Reproduce all the entries precisely.

Segment Open

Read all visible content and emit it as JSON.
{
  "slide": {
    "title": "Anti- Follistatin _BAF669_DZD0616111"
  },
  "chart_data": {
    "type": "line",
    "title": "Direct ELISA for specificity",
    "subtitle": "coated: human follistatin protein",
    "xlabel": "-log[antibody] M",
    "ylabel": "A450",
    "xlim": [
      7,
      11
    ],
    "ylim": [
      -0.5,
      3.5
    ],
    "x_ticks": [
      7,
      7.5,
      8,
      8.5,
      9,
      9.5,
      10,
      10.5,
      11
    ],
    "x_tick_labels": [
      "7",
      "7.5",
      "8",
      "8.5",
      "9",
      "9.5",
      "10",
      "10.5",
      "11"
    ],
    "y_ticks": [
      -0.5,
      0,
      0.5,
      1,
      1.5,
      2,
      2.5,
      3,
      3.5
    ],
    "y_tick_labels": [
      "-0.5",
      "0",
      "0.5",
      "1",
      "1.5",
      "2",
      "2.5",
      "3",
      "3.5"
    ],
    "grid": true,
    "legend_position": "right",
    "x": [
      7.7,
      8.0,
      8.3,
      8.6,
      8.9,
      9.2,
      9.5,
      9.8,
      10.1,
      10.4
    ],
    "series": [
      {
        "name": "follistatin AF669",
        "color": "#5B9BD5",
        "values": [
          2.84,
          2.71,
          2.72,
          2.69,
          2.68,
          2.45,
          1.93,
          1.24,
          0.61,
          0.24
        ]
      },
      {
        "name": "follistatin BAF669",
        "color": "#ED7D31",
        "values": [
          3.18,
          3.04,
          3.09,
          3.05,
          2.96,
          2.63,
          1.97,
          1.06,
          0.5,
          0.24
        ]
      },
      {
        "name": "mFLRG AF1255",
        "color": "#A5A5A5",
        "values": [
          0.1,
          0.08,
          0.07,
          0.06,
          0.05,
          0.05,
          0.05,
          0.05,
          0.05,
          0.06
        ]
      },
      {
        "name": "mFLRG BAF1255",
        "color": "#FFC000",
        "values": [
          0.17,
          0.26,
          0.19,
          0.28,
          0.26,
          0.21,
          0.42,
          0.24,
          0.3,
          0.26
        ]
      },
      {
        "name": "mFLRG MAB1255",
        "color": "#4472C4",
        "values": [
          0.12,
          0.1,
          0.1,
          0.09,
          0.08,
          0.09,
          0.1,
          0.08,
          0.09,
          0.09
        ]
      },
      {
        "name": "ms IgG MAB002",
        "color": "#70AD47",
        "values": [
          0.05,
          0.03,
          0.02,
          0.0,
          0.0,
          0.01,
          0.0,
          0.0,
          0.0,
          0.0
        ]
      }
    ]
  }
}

Segment Closed

- THE ANSWER -
Read all visible content and emit it as JSON.
{
  "slide": {
    "title": "Anti- Follistatin _BAF669_DZD0616111"
  },
  "chart_data": {
    "type": "line",
    "title": "Direct ELISA for specificity",
    "subtitle": "coated: human follistatin protein",
    "xlabel": "-log[antibody] M",
    "ylabel": "A450",
    "xlim": [
      7,
      11
    ],
    "ylim": [
      -0.5,
      3.5
    ],
    "x_ticks": [
      7,
      7.5,
      8,
      8.5,
      9,
      9.5,
      10,
      10.5,
      11
    ],
    "x_tick_labels": [
      "7",
      "7.5",
      "8",
      "8.5",
      "9",
      "9.5",
      "10",
      "10.5",
      "11"
    ],
    "y_ticks": [
      -0.5,
      0,
      0.5,
      1,
      1.5,
      2,
      2.5,
      3,
      3.5
    ],
    "y_tick_labels": [
      "-0.5",
      "0",
      "0.5",
      "1",
      "1.5",
      "2",
      "2.5",
      "3",
      "3.5"
    ],
    "grid": true,
    "legend_position": "right",
    "x": [
      7.7,
      8.0,
      8.3,
      8.6,
      8.9,
      9.2,
      9.5,
      9.8,
      10.1,
      10.4
    ],
    "series": [
      {
        "name": "follistatin AF669",
        "color": "#5B9BD5",
        "values": [
          2.84,
          2.71,
          2.72,
          2.69,
          2.68,
          2.45,
          1.93,
          1.24,
          0.61,
          0.24
        ]
      },
      {
        "name": "follistatin BAF669",
        "color": "#ED7D31",
        "values": [
          3.18,
          3.04,
          3.09,
          3.05,
          2.96,
          2.63,
          1.97,
          1.06,
          0.5,
          0.24
        ]
      },
      {
        "name": "mFLRG AF1255",
        "color": "#A5A5A5",
        "values": [
          0.1,
          0.08,
          0.07,
          0.06,
          0.05,
          0.05,
          0.05,
          0.05,
          0.05,
          0.06
        ]
      },
      {
        "name": "mFLRG BAF1255",
        "color": "#FFC000",
        "values": [
          0.17,
          0.26,
          0.19,
          0.28,
          0.26,
          0.21,
          0.42,
          0.24,
          0.3,
          0.26
        ]
      },
      {
        "name": "mFLRG MAB1255",
        "color": "#4472C4",
        "values": [
          0.12,
          0.1,
          0.1,
          0.09,
          0.08,
          0.09,
          0.1,
          0.08,
          0.09,
          0.09
        ]
      },
      {
        "name": "ms IgG MAB002",
        "color": "#70AD47",
        "values": [
          0.05,
          0.03,
          0.02,
          0.0,
          0.0,
          0.01,
          0.0,
          0.0,
          0.0,
          0.0
        ]
      }
    ]
  }
}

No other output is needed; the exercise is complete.